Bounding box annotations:
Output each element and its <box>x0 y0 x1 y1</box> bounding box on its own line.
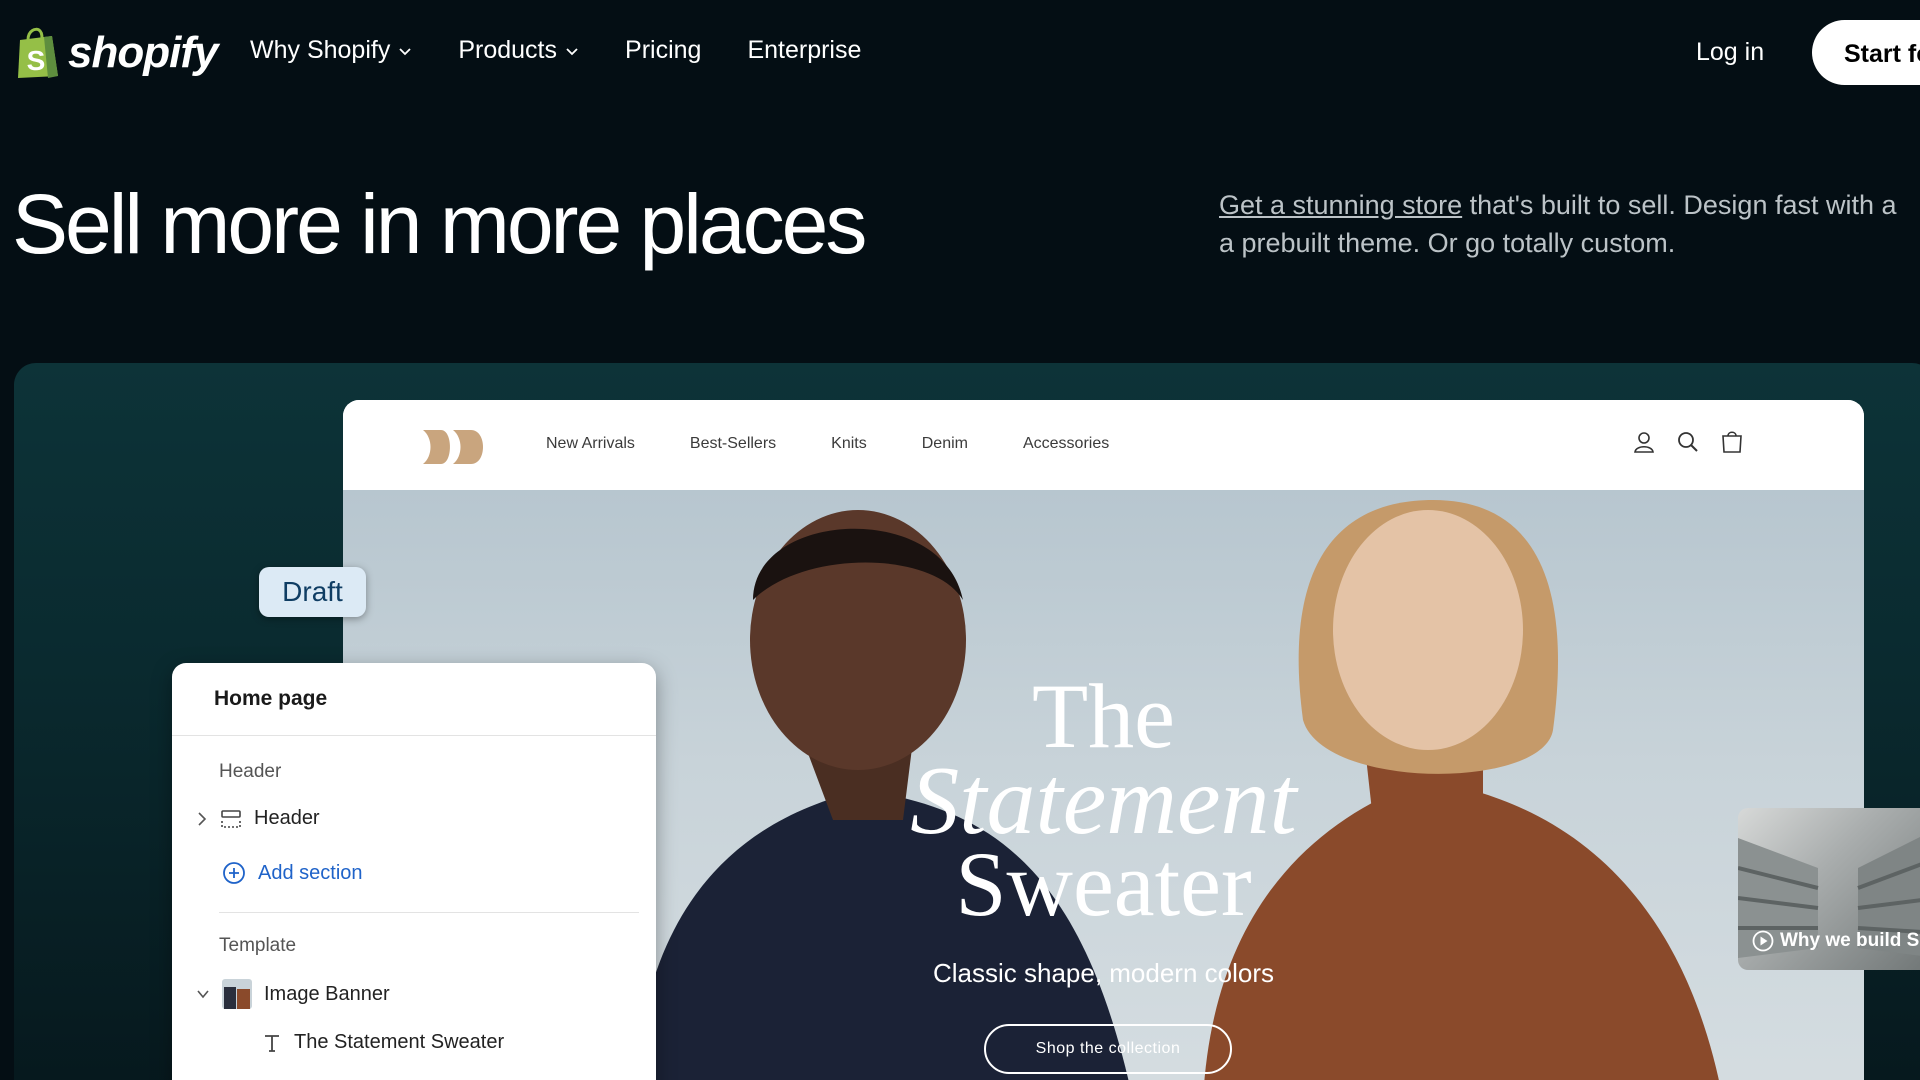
play-icon <box>1752 930 1774 952</box>
store-logo-icon[interactable] <box>423 428 487 466</box>
video-label-text: Why we build S <box>1780 930 1920 951</box>
statement-sweater-row[interactable]: The Statement Sweater <box>262 1031 504 1054</box>
group-template-label: Template <box>219 935 297 956</box>
header-layout-icon <box>221 809 241 828</box>
shop-collection-button[interactable]: Shop the collection <box>984 1024 1232 1074</box>
store-link-accessories[interactable]: Accessories <box>1023 435 1109 453</box>
text-type-icon <box>265 1034 279 1052</box>
hero-title: Sell more in more places <box>12 177 867 271</box>
account-icon[interactable] <box>1633 430 1655 454</box>
image-banner-row[interactable]: Image Banner <box>196 979 390 1009</box>
editor-separator <box>219 912 639 913</box>
nav-why-shopify-label: Why Shopify <box>250 36 391 64</box>
image-banner-label: Image Banner <box>264 982 390 1005</box>
store-link-denim[interactable]: Denim <box>922 435 968 453</box>
add-section-label: Add section <box>258 861 363 884</box>
start-trial-button[interactable]: Start fo <box>1812 20 1920 85</box>
draft-badge: Draft <box>259 567 366 617</box>
store-link-new-arrivals[interactable]: New Arrivals <box>546 435 635 453</box>
editor-page-title: Home page <box>214 687 328 710</box>
shopify-bag-icon: S <box>18 27 58 78</box>
add-circle-icon <box>223 862 245 884</box>
editor-divider <box>172 735 656 736</box>
nav-products-label: Products <box>458 36 558 64</box>
logo-wordmark: shopify <box>68 28 218 77</box>
nav-products[interactable]: Products <box>458 36 579 65</box>
statement-sweater-label: The Statement Sweater <box>294 1031 505 1053</box>
image-banner-thumbnail <box>222 979 252 1009</box>
chevron-down-icon <box>399 47 411 55</box>
hero-description: Get a stunning store that's built to sel… <box>1219 186 1920 262</box>
add-section-button[interactable]: Add section <box>222 861 363 885</box>
shopify-logo[interactable]: S shopify <box>14 26 218 80</box>
store-icons <box>1633 430 1743 454</box>
store-menu: New Arrivals Best-Sellers Knits Denim Ac… <box>546 435 1109 453</box>
group-header-label: Header <box>219 761 282 782</box>
search-icon[interactable] <box>1677 430 1699 454</box>
nav-enterprise[interactable]: Enterprise <box>747 36 861 65</box>
store-nav: New Arrivals Best-Sellers Knits Denim Ac… <box>343 400 1864 490</box>
cart-icon[interactable] <box>1721 430 1743 454</box>
top-nav: S shopify Why Shopify Products Pricing E… <box>0 0 1920 106</box>
nav-why-shopify[interactable]: Why Shopify <box>250 36 412 65</box>
chevron-down-icon <box>197 990 209 999</box>
store-link-knits[interactable]: Knits <box>831 435 867 453</box>
svg-text:S: S <box>27 45 46 76</box>
nav-pricing[interactable]: Pricing <box>625 36 701 65</box>
store-link-best-sellers[interactable]: Best-Sellers <box>690 435 776 453</box>
header-section-label: Header <box>254 807 320 829</box>
stunning-store-link[interactable]: Get a stunning store <box>1219 190 1462 220</box>
chevron-down-icon <box>566 47 578 55</box>
theme-editor-panel: Home page Header Header Add section Temp… <box>172 663 656 1080</box>
login-link[interactable]: Log in <box>1696 38 1764 67</box>
video-thumbnail[interactable]: Why we build S <box>1738 808 1920 970</box>
hero-copy-line1: that's built to sell. Design fast with a <box>1462 190 1897 220</box>
header-section-row[interactable]: Header <box>196 807 320 830</box>
hero-copy-line2: a prebuilt theme. Or go totally custom. <box>1219 228 1676 258</box>
chevron-right-icon <box>198 811 207 826</box>
main-menu: Why Shopify Products Pricing Enterprise <box>250 36 861 65</box>
video-label: Why we build S <box>1752 930 1919 952</box>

» **Given exercise**: Output the lines of the material from the one containing "play-icon <box>1752 930 1774 952</box>" through the one containing "draft-badge: Draft <box>259 567 366 617</box>", inclusive, as a JSON list of strings with one string per line and blank lines omitted.

» **Task response**:
[
  "play-icon <box>1752 930 1774 952</box>",
  "store-logo-icon[interactable] <box>423 428 487 466</box>",
  "video-label-text: Why we build S <box>1780 930 1920 951</box>",
  "statement-sweater-row[interactable]: The Statement Sweater <box>262 1031 504 1054</box>",
  "group-template-label: Template <box>219 935 297 956</box>",
  "header-layout-icon <box>221 809 241 828</box>",
  "shop-collection-button[interactable]: Shop the collection <box>984 1024 1232 1074</box>",
  "store-link-accessories[interactable]: Accessories <box>1023 435 1109 453</box>",
  "text-type-icon <box>265 1034 279 1052</box>",
  "hero-title: Sell more in more places <box>12 177 867 271</box>",
  "account-icon[interactable] <box>1633 430 1655 454</box>",
  "image-banner-row[interactable]: Image Banner <box>196 979 390 1009</box>",
  "editor-separator <box>219 912 639 913</box>",
  "nav-why-shopify-label: Why Shopify <box>250 36 391 64</box>",
  "image-banner-label: Image Banner <box>264 982 390 1005</box>",
  "store-link-denim[interactable]: Denim <box>922 435 968 453</box>",
  "add-section-label: Add section <box>258 861 363 884</box>",
  "start-trial-button[interactable]: Start fo <box>1812 20 1920 85</box>",
  "draft-badge: Draft <box>259 567 366 617</box>"
]